Task to carry out »
Locate all lines in the data below that hold "marker" and show them.

----

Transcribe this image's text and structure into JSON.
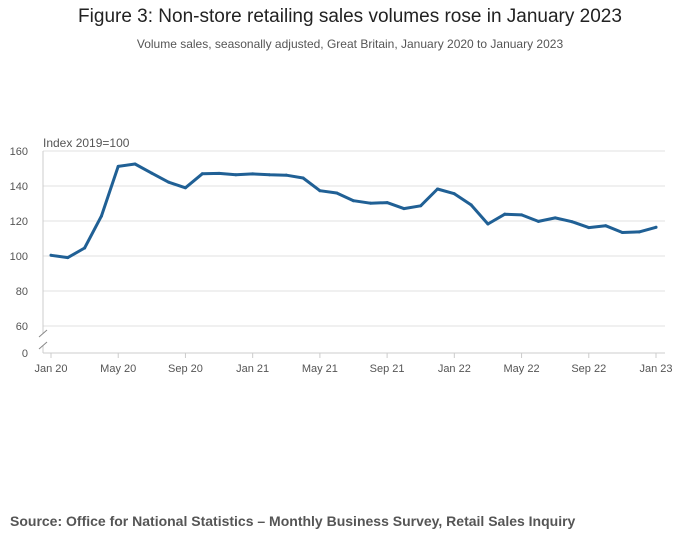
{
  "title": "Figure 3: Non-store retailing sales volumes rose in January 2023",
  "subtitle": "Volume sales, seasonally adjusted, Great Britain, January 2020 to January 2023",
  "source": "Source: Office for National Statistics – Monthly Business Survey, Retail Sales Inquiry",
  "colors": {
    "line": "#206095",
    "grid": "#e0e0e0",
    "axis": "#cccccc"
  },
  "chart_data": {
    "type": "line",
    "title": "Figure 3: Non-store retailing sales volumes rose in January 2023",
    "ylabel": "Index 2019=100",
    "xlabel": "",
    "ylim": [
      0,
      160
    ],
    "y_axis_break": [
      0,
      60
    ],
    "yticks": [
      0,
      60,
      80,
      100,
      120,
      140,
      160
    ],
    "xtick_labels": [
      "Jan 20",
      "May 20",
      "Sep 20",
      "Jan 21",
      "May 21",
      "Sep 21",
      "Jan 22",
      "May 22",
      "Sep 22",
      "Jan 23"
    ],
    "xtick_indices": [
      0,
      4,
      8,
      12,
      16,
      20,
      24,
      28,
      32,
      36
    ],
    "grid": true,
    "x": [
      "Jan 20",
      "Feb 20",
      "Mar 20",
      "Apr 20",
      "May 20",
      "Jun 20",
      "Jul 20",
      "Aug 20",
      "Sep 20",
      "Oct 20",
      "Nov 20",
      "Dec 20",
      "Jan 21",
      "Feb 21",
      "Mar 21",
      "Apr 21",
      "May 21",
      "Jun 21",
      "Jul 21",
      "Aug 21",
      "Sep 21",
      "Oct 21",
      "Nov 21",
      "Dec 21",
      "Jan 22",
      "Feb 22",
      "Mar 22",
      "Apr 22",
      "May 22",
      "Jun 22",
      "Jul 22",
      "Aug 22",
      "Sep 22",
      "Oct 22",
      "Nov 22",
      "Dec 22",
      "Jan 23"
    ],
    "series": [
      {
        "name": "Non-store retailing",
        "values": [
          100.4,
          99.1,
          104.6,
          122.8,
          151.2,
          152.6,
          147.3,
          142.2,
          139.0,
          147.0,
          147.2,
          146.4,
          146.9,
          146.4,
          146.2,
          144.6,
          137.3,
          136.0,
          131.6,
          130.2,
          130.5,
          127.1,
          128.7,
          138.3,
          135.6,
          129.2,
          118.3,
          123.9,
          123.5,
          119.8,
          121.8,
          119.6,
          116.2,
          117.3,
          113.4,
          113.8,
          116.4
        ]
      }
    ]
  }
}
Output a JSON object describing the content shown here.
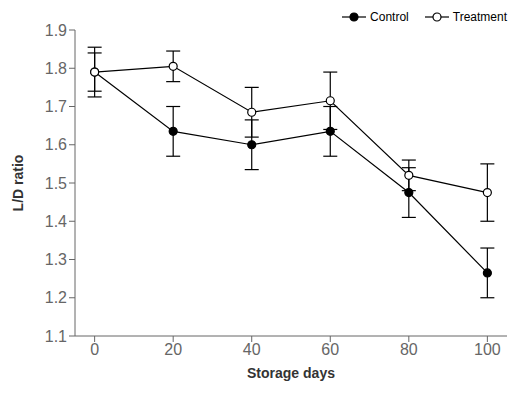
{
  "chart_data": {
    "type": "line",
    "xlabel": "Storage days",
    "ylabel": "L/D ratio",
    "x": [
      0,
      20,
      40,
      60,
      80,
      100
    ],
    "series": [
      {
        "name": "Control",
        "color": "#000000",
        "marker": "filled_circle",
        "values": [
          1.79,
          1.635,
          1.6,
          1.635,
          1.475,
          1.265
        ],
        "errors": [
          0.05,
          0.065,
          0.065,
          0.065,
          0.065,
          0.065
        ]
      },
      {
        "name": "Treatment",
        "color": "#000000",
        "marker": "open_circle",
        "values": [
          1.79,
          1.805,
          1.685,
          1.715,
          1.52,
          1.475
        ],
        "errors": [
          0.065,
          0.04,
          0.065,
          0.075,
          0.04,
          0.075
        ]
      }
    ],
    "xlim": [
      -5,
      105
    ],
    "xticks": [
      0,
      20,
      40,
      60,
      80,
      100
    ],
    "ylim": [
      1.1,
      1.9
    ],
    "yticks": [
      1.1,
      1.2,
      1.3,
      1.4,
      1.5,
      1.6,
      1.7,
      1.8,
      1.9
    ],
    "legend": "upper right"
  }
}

----

Exercise response »
        "marker": "filled_circle",
        "marker": "open_circle",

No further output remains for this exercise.